-- BEGIN Records for this task --

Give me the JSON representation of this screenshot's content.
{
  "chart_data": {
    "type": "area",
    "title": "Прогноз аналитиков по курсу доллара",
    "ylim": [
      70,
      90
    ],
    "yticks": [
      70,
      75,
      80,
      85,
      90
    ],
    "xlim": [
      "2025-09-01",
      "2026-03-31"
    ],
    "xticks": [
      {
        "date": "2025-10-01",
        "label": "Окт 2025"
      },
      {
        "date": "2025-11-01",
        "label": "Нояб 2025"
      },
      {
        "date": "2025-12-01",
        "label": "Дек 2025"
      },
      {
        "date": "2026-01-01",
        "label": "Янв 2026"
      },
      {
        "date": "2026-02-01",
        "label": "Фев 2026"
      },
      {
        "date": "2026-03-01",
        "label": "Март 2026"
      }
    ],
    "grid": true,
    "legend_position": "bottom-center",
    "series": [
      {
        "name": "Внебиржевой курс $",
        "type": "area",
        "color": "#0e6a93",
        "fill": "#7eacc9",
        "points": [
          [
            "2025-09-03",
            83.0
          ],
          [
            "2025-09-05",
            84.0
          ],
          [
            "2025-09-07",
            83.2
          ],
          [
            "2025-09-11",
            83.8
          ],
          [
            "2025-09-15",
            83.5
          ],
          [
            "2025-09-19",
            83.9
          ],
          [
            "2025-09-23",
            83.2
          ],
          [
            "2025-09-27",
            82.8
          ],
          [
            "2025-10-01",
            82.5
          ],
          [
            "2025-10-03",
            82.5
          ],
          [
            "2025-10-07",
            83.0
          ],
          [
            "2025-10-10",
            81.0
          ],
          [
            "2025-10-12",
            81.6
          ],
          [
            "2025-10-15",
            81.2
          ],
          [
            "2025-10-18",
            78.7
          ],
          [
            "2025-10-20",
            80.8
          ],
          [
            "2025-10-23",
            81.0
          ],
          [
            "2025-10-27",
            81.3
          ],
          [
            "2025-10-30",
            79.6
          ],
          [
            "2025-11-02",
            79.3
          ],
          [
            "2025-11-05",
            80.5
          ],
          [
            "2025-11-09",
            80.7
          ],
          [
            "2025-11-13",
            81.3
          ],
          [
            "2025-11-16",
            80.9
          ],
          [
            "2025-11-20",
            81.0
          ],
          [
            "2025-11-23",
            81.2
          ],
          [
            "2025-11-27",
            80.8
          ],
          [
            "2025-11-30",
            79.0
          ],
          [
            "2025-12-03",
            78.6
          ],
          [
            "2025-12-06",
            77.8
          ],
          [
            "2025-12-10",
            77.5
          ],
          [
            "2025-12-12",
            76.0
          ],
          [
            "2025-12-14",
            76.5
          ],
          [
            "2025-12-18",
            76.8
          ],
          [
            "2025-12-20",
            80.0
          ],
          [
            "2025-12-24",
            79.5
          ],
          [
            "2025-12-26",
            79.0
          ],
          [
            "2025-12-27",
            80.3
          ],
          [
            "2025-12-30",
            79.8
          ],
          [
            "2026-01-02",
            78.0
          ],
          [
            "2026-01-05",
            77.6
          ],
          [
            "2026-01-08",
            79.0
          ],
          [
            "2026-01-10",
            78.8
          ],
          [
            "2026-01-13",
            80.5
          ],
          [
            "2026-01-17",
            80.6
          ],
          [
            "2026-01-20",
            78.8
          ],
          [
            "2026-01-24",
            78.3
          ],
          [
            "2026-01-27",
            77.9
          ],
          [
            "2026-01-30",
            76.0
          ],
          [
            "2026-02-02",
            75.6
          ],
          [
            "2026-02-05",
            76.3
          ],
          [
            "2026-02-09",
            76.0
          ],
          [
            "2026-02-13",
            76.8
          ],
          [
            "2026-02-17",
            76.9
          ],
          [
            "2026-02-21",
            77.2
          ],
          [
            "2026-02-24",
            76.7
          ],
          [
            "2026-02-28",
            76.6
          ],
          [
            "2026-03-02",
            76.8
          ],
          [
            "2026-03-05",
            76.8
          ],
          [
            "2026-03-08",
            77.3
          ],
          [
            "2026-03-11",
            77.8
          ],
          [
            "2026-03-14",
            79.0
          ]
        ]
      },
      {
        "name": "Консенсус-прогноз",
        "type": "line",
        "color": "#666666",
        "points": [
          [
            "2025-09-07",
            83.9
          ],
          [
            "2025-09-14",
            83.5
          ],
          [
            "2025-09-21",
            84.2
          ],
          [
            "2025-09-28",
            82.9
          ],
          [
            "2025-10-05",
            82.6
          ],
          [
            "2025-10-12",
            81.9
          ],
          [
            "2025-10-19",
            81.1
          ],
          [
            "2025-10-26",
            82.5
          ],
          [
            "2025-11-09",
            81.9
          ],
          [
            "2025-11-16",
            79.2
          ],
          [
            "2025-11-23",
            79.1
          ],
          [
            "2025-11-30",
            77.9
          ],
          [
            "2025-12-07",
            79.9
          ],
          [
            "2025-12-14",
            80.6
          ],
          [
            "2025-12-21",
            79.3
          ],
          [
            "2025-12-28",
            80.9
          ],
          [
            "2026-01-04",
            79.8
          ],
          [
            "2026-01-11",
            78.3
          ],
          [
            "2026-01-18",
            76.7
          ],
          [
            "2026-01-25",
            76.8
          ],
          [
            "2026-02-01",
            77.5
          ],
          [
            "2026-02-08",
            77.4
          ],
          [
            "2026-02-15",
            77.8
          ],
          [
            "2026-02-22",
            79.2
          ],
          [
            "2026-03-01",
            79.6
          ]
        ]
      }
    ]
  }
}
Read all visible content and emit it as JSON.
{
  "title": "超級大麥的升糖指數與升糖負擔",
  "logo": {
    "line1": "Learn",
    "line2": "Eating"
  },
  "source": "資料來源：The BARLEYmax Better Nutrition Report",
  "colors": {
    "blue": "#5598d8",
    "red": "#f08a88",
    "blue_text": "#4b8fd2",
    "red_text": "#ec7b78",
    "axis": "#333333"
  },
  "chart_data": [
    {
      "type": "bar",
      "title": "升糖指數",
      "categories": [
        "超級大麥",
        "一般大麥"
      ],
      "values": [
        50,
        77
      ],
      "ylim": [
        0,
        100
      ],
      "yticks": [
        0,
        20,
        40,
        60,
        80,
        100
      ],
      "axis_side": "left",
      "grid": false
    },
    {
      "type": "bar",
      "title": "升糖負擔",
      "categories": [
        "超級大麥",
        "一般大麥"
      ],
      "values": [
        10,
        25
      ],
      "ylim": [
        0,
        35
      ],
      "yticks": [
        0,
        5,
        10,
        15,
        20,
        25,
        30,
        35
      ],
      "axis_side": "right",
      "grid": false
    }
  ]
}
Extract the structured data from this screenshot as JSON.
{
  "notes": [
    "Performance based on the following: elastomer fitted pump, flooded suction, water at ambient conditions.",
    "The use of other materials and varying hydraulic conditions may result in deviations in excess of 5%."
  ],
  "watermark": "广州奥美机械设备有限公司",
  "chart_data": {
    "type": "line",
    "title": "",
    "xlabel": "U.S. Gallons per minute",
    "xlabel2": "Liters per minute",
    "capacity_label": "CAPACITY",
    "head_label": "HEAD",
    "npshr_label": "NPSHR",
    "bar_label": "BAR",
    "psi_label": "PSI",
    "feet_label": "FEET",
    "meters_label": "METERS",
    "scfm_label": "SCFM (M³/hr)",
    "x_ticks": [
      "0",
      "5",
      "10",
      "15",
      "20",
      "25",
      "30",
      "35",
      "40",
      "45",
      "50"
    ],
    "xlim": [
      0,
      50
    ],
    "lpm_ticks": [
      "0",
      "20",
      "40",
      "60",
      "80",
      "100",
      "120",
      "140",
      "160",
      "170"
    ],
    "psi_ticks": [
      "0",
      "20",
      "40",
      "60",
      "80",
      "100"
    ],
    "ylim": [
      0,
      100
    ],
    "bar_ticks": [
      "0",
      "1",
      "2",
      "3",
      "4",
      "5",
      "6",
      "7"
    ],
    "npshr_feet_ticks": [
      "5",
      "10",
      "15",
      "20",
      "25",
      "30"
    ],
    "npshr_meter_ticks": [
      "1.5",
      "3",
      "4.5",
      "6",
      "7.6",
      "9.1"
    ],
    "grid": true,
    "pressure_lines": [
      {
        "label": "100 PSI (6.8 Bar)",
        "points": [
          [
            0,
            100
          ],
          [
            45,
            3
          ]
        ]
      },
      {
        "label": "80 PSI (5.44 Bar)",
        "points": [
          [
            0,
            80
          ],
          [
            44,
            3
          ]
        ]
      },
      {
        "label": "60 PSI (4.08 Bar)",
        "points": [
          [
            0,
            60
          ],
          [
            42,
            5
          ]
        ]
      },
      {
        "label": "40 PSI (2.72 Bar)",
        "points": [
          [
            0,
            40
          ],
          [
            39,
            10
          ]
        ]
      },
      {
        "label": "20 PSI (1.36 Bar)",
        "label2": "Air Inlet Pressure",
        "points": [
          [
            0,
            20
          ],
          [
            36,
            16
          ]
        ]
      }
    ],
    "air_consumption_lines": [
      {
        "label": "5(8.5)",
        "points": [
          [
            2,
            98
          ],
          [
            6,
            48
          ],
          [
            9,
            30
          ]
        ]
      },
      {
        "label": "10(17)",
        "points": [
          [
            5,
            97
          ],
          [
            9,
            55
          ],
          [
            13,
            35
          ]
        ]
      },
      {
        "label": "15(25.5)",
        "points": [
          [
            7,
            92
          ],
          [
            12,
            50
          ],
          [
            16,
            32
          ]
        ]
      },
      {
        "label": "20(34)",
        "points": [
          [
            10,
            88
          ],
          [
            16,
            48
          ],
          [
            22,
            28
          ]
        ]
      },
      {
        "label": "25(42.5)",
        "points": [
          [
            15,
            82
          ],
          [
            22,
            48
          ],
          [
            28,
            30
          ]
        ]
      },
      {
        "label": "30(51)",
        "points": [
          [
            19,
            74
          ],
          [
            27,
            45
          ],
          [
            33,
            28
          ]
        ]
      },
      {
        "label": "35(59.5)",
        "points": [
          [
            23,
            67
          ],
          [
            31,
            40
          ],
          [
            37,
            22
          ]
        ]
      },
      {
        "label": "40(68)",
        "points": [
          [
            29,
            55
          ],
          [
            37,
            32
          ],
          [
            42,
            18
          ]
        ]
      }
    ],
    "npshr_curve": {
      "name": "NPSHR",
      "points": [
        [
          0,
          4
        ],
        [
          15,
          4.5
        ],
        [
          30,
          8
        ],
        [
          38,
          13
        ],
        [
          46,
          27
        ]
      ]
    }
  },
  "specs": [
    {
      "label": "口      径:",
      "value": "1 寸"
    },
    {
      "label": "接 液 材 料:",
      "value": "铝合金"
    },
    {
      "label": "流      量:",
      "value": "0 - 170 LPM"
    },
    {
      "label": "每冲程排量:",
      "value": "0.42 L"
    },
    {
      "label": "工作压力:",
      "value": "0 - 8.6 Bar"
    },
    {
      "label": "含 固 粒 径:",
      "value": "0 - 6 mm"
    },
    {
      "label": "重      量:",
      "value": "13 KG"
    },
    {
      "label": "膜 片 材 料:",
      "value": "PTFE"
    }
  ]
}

-- END Records for this task --

Task description:
Gather each line from the listing above that holds "JSON".

The reply:
Give me the JSON representation of this screenshot's content.
Read all visible content and emit it as JSON.
Extract the structured data from this screenshot as JSON.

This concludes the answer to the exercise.